## Saved data entries
* Start *

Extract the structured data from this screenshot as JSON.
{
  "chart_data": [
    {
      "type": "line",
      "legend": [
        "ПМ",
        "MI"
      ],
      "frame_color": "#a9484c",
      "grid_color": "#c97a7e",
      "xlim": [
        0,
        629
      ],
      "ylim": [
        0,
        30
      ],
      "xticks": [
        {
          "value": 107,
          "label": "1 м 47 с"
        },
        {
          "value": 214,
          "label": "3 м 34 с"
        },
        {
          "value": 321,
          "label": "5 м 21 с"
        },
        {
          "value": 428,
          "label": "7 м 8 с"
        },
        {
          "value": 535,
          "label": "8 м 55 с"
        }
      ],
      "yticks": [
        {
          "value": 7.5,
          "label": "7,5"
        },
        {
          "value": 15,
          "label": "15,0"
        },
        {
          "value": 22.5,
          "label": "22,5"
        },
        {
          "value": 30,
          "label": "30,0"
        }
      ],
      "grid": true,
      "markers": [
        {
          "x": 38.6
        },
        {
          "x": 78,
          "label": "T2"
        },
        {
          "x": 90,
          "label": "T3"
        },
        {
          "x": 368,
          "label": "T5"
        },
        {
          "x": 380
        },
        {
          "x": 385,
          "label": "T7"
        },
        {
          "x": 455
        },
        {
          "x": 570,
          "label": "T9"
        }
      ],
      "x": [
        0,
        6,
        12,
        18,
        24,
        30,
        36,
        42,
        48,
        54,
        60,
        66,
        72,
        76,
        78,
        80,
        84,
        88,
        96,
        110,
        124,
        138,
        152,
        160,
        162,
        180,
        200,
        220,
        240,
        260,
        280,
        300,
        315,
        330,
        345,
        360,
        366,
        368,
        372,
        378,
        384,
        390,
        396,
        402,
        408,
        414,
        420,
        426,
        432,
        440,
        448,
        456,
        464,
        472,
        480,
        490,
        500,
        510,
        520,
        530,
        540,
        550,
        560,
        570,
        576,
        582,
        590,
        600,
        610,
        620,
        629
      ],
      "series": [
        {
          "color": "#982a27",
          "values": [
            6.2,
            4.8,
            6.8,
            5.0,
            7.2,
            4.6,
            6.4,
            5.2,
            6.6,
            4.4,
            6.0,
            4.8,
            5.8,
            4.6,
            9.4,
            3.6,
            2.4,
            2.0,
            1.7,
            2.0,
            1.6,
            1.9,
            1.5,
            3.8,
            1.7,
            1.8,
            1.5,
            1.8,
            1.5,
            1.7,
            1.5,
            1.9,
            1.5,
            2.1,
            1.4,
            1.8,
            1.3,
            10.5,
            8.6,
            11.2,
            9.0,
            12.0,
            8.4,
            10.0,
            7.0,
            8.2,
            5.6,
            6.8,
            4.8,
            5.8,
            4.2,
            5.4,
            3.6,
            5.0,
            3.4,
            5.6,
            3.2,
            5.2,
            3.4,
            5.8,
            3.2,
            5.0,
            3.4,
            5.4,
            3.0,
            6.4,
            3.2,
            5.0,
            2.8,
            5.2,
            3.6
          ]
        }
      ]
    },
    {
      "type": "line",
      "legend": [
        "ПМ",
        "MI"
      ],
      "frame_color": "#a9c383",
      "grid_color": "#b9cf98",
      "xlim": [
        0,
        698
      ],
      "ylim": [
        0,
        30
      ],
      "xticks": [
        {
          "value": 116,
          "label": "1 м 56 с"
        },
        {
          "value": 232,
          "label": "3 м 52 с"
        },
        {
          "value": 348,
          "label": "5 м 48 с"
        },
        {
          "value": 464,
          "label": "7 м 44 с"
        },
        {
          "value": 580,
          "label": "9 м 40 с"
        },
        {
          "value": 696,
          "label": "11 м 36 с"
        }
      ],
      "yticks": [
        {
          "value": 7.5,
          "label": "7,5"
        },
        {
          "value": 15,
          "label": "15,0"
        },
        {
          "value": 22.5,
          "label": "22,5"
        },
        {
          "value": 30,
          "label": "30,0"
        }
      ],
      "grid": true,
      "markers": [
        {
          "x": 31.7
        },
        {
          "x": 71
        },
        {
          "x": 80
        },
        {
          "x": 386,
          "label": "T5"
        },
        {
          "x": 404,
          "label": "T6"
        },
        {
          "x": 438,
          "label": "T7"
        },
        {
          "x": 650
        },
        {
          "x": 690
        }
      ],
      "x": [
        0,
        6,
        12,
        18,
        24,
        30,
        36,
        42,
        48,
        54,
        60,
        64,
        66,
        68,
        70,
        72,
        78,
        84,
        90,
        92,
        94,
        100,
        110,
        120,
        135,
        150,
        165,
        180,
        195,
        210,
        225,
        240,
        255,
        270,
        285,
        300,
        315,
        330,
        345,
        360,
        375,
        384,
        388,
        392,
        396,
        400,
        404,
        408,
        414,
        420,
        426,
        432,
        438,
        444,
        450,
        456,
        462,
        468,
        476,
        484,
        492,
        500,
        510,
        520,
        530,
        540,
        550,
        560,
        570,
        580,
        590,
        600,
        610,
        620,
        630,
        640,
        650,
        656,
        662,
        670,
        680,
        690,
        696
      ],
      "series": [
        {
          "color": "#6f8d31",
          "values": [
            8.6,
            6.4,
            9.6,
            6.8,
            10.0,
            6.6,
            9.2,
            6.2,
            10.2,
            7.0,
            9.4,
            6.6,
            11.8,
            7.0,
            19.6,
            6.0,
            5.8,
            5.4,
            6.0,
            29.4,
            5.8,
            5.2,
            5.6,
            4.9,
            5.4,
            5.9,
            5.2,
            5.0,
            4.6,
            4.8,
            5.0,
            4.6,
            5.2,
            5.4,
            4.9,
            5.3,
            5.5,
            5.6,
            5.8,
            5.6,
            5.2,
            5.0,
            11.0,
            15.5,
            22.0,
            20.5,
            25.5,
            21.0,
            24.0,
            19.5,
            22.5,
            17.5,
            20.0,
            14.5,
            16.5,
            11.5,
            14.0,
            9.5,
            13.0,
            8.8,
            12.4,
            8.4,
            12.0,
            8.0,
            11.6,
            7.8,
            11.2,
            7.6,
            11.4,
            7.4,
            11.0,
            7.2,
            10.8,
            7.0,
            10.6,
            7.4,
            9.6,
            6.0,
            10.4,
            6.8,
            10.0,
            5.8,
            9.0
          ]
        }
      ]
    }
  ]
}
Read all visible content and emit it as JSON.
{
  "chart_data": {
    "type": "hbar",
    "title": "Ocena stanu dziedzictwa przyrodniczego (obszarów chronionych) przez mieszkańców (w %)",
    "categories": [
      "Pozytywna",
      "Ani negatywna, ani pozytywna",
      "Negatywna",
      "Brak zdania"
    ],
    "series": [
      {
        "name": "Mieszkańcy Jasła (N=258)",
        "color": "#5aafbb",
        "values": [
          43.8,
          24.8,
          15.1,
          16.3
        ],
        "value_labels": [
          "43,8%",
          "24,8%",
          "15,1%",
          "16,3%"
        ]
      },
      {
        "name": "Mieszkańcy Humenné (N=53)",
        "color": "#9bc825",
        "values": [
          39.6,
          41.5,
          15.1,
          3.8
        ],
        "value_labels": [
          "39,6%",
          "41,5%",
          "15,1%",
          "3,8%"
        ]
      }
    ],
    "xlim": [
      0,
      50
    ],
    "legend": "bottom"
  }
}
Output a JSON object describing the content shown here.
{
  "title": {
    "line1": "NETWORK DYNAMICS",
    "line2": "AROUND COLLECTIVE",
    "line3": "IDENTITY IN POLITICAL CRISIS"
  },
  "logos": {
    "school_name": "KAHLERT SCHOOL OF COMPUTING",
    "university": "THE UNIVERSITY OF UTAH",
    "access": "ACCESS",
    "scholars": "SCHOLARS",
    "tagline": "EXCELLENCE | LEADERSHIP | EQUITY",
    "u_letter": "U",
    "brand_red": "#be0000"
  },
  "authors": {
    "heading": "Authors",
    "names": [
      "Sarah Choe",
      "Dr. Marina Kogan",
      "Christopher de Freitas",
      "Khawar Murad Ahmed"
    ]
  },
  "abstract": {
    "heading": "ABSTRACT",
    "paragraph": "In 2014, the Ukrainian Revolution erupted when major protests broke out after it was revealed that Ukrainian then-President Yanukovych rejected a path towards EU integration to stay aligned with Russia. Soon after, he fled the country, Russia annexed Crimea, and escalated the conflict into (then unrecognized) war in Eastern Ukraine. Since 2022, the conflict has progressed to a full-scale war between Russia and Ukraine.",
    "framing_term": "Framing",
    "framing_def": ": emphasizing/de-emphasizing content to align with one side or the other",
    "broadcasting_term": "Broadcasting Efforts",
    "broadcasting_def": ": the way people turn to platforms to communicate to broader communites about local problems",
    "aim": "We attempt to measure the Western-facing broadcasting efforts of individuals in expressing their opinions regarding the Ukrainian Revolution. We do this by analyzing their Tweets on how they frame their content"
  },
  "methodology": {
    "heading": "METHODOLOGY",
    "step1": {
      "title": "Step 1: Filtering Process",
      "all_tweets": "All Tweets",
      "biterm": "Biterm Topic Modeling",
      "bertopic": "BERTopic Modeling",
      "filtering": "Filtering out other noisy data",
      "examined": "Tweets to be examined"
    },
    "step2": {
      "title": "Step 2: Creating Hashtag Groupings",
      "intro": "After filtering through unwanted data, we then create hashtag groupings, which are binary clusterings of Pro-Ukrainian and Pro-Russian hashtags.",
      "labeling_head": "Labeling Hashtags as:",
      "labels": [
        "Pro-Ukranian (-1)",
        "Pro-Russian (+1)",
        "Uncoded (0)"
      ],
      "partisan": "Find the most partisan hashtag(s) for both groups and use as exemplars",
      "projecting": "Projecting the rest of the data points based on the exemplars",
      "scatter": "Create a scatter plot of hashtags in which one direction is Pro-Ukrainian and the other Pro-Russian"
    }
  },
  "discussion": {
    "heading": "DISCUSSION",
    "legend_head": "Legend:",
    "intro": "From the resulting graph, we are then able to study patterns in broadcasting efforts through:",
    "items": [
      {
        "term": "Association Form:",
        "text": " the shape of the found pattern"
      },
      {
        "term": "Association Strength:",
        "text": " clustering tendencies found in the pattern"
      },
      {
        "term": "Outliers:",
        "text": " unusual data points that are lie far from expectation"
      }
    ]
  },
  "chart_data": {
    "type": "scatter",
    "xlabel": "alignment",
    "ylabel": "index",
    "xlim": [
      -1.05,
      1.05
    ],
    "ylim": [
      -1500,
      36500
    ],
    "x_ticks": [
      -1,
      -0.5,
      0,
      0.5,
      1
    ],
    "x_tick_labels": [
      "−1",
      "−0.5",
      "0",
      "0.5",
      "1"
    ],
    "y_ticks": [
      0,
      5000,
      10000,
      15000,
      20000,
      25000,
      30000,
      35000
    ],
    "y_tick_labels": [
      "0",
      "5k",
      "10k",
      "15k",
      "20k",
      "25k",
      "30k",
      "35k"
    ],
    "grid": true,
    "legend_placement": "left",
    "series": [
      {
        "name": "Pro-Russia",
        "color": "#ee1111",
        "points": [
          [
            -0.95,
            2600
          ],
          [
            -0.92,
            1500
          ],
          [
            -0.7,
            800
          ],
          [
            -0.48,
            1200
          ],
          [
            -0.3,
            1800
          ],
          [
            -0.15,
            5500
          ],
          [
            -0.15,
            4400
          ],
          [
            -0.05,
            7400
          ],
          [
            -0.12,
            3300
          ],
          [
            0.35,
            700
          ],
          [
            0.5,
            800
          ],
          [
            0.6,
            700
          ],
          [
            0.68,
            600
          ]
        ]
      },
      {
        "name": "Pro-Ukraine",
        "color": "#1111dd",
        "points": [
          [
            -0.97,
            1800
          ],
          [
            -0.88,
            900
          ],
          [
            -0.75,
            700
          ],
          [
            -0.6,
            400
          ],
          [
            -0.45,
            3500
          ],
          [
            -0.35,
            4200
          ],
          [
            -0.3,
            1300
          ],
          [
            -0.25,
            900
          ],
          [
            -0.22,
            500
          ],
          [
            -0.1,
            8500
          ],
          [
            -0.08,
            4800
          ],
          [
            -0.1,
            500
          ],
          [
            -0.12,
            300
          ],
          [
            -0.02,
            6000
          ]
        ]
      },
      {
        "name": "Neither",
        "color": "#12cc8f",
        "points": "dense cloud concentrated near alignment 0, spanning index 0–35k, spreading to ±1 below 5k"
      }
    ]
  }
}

* End *

Say how many lines of the data include the word "title". Respond with the number alone.

## Worked answer
4